Exercise task: Pick out all lines of the entries that include the word "Group" and copy them.

[BEGIN Data to use]

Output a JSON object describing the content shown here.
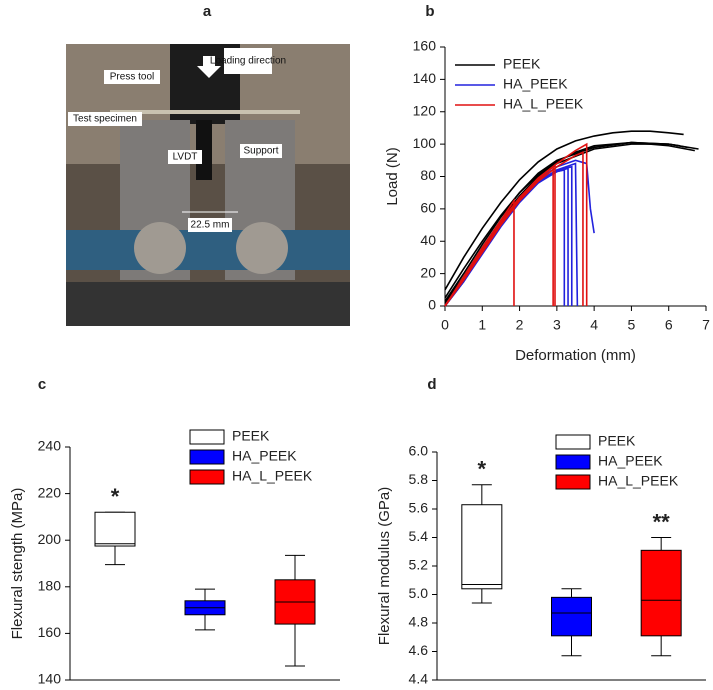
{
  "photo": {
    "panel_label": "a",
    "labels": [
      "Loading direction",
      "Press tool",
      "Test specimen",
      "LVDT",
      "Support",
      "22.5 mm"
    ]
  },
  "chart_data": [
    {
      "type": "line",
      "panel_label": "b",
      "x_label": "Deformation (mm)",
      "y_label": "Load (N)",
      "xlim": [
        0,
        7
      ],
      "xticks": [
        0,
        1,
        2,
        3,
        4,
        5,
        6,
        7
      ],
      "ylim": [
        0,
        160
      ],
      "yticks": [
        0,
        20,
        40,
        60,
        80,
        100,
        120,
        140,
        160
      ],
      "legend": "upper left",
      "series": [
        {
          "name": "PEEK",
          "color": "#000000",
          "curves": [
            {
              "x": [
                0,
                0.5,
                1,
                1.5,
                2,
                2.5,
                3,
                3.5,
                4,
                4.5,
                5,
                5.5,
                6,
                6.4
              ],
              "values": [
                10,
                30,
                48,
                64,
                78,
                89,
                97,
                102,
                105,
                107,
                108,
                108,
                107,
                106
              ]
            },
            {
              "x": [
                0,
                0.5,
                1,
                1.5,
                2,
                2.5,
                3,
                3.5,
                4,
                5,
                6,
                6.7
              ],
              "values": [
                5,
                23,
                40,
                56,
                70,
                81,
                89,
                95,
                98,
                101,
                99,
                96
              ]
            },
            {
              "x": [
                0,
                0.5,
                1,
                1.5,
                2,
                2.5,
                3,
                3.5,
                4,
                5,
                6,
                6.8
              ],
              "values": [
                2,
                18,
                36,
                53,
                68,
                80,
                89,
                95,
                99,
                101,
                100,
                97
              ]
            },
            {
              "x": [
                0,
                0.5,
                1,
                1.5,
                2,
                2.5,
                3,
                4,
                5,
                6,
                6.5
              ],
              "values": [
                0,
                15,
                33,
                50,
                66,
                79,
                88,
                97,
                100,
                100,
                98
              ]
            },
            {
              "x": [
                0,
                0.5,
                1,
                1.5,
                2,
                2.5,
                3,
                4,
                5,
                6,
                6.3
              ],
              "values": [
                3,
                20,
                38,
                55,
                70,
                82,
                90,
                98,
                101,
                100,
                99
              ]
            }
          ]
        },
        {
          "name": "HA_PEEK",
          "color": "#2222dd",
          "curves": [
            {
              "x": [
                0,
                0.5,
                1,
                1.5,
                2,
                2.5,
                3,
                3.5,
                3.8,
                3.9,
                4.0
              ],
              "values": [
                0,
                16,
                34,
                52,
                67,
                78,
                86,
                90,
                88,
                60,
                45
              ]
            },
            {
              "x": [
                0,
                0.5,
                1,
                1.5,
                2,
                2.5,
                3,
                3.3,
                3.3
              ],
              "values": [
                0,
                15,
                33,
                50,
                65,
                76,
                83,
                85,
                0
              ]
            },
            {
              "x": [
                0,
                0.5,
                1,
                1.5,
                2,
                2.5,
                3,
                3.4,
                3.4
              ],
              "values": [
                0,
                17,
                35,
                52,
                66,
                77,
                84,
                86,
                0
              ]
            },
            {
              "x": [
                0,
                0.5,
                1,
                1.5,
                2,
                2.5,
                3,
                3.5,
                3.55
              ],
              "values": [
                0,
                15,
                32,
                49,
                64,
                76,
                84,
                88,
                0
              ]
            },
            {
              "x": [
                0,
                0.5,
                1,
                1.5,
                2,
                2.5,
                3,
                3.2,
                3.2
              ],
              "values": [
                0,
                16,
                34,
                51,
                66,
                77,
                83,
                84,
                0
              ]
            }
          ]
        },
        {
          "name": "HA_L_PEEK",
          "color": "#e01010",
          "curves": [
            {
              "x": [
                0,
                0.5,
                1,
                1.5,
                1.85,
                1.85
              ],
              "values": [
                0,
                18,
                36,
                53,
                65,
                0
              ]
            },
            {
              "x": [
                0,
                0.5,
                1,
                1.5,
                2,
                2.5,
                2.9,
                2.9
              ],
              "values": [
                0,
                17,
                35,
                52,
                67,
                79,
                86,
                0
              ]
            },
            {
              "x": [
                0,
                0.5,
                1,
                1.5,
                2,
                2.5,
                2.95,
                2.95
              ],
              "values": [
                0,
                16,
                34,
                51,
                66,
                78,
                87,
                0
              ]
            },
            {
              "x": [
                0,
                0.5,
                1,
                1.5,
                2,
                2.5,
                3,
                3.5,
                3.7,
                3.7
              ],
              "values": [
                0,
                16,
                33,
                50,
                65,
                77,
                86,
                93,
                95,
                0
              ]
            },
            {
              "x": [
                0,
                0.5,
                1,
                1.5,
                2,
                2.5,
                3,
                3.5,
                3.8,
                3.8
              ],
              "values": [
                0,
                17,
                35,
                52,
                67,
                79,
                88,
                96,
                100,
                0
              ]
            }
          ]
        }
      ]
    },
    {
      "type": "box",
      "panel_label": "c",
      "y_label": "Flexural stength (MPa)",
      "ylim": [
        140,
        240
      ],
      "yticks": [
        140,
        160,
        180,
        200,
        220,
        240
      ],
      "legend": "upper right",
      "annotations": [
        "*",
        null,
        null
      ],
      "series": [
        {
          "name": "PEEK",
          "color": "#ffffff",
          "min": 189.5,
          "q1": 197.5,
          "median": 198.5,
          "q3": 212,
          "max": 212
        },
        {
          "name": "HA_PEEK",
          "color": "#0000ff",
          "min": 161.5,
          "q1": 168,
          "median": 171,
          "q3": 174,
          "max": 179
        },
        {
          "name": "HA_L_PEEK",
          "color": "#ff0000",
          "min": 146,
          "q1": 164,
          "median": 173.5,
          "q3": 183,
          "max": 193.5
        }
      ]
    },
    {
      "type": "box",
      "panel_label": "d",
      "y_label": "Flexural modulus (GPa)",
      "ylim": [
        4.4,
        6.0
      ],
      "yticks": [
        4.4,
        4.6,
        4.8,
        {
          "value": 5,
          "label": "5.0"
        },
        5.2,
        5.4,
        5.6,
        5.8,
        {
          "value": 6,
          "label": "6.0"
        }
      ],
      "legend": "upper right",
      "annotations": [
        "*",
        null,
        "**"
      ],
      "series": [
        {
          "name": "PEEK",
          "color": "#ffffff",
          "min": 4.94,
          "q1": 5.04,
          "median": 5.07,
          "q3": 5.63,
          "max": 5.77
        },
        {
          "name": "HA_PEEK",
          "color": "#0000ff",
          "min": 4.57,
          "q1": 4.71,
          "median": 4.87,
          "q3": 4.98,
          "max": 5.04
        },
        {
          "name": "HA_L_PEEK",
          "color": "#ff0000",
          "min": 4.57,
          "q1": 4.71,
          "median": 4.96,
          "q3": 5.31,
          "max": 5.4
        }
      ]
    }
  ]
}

[END Data to use]
[BEGIN Data to use]

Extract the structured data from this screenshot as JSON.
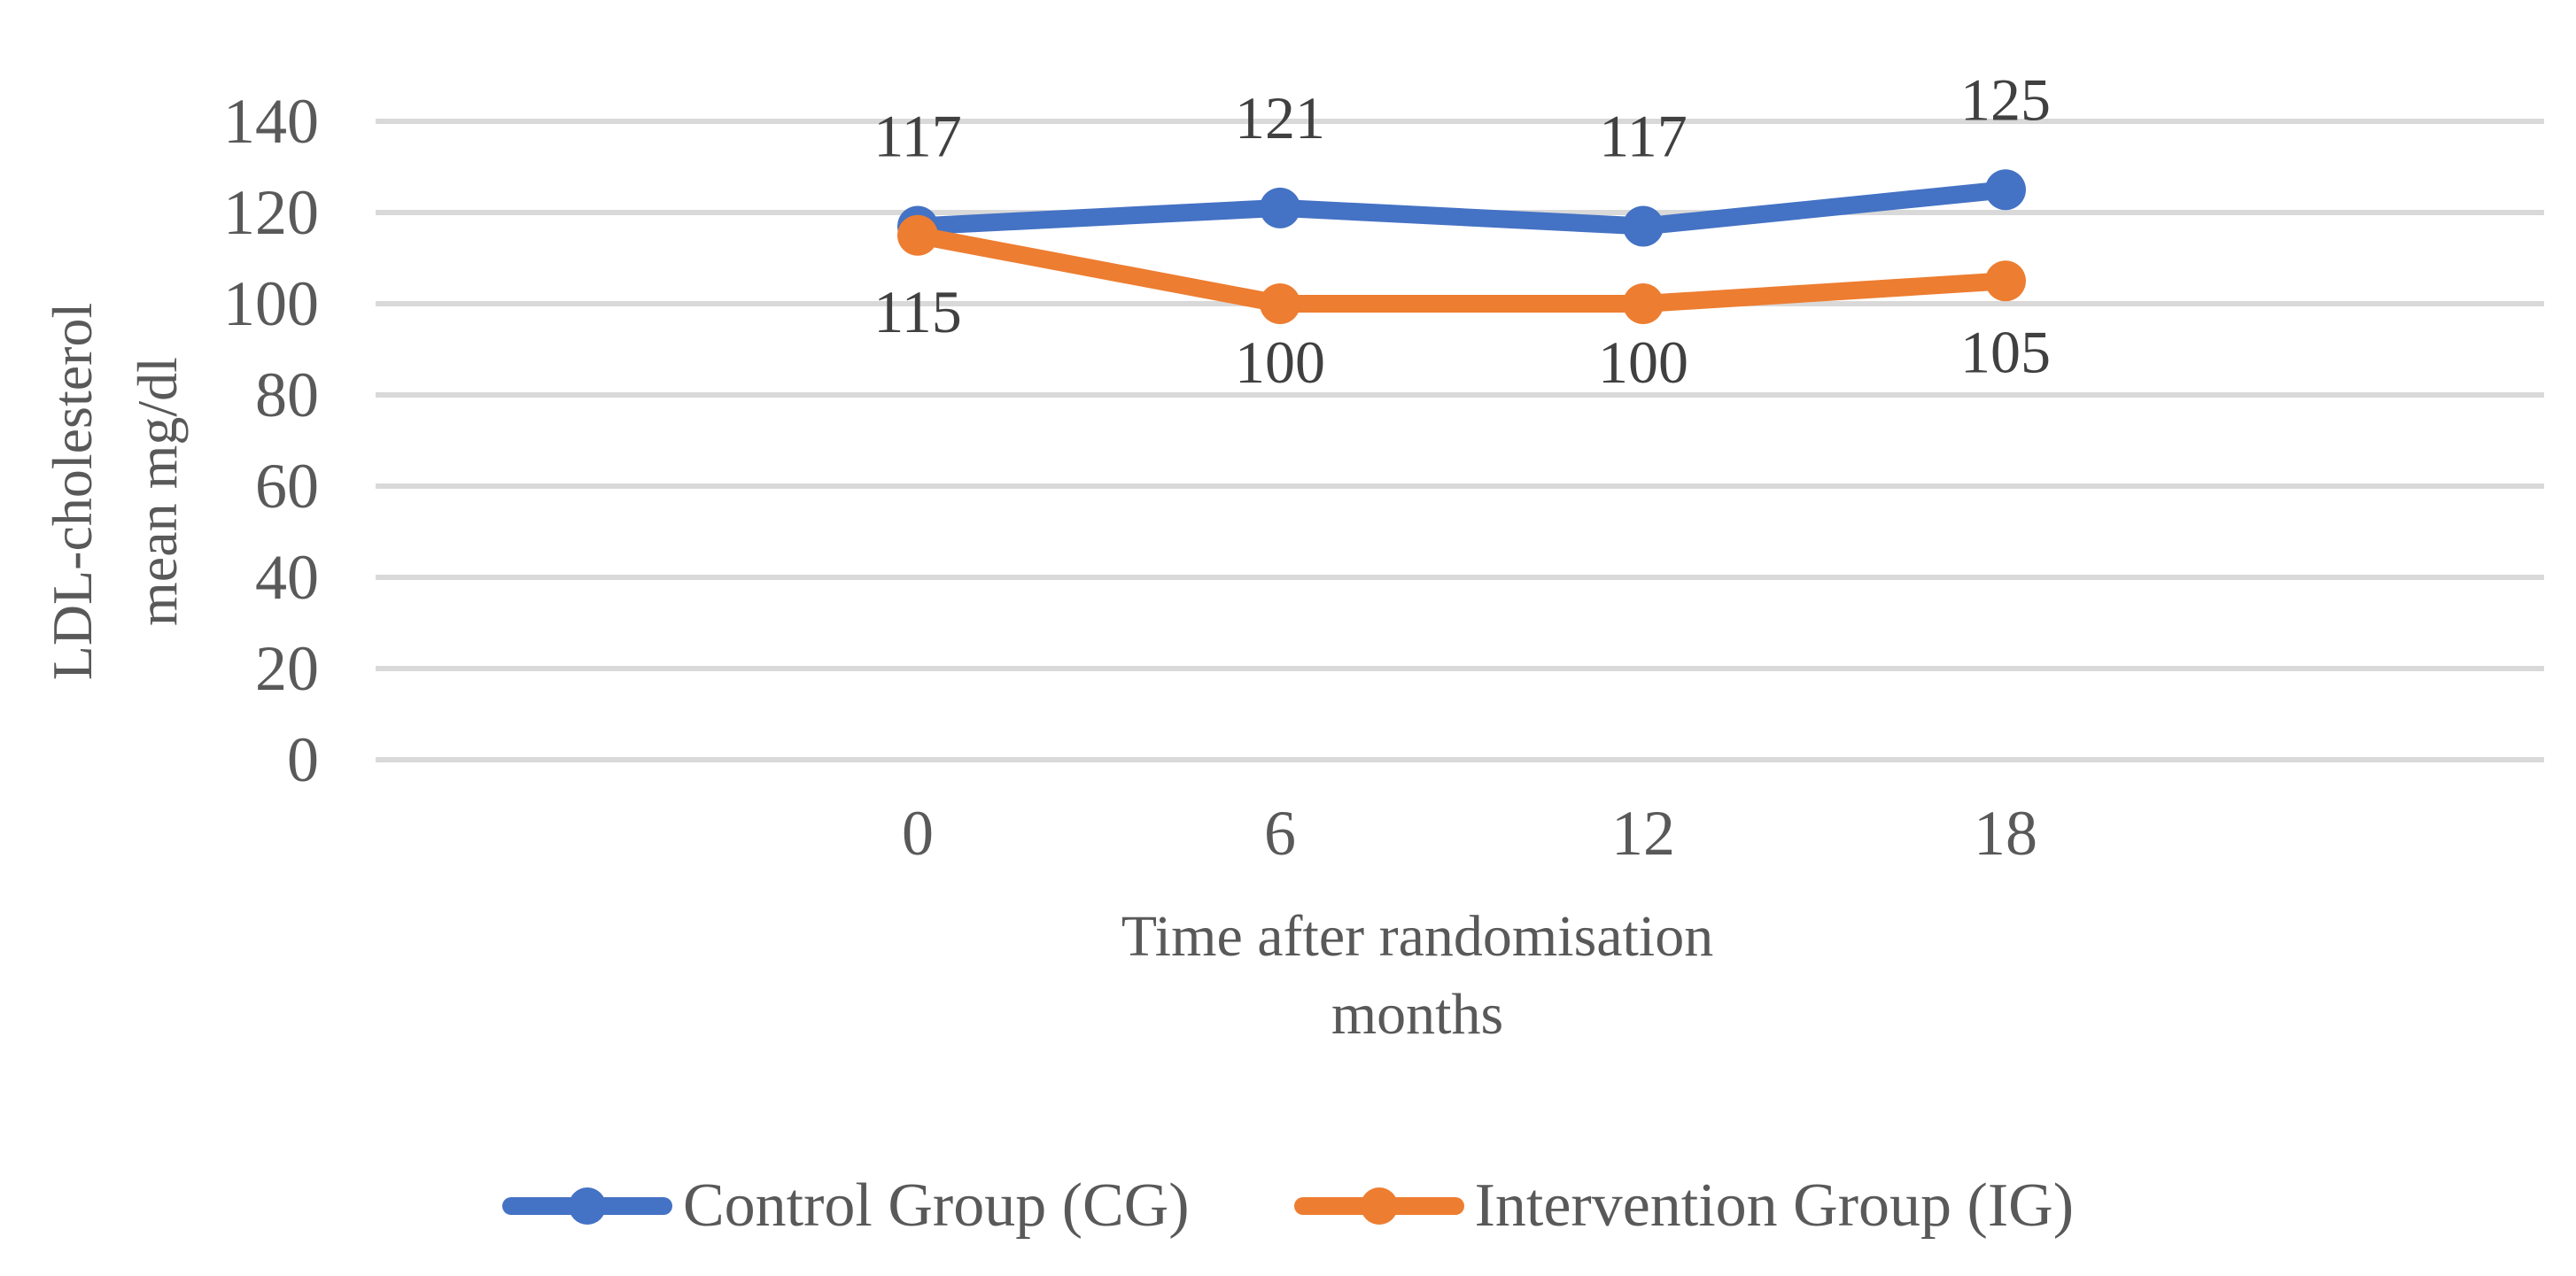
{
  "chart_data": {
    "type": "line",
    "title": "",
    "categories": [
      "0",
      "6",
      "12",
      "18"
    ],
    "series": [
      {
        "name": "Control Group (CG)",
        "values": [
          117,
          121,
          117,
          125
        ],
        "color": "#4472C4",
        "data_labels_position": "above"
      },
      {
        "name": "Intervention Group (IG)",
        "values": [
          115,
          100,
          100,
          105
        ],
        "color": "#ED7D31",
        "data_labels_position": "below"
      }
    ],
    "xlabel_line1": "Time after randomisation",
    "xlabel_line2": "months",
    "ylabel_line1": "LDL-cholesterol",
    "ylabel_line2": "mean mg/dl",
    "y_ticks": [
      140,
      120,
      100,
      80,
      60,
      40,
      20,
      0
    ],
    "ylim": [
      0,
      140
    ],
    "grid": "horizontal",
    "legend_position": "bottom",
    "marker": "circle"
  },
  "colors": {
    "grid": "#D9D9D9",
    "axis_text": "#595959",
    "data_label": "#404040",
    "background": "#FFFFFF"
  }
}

[END Data to use]

Result of the exercise:
        "name": "Control Group (CG)",
        "name": "Intervention Group (IG)",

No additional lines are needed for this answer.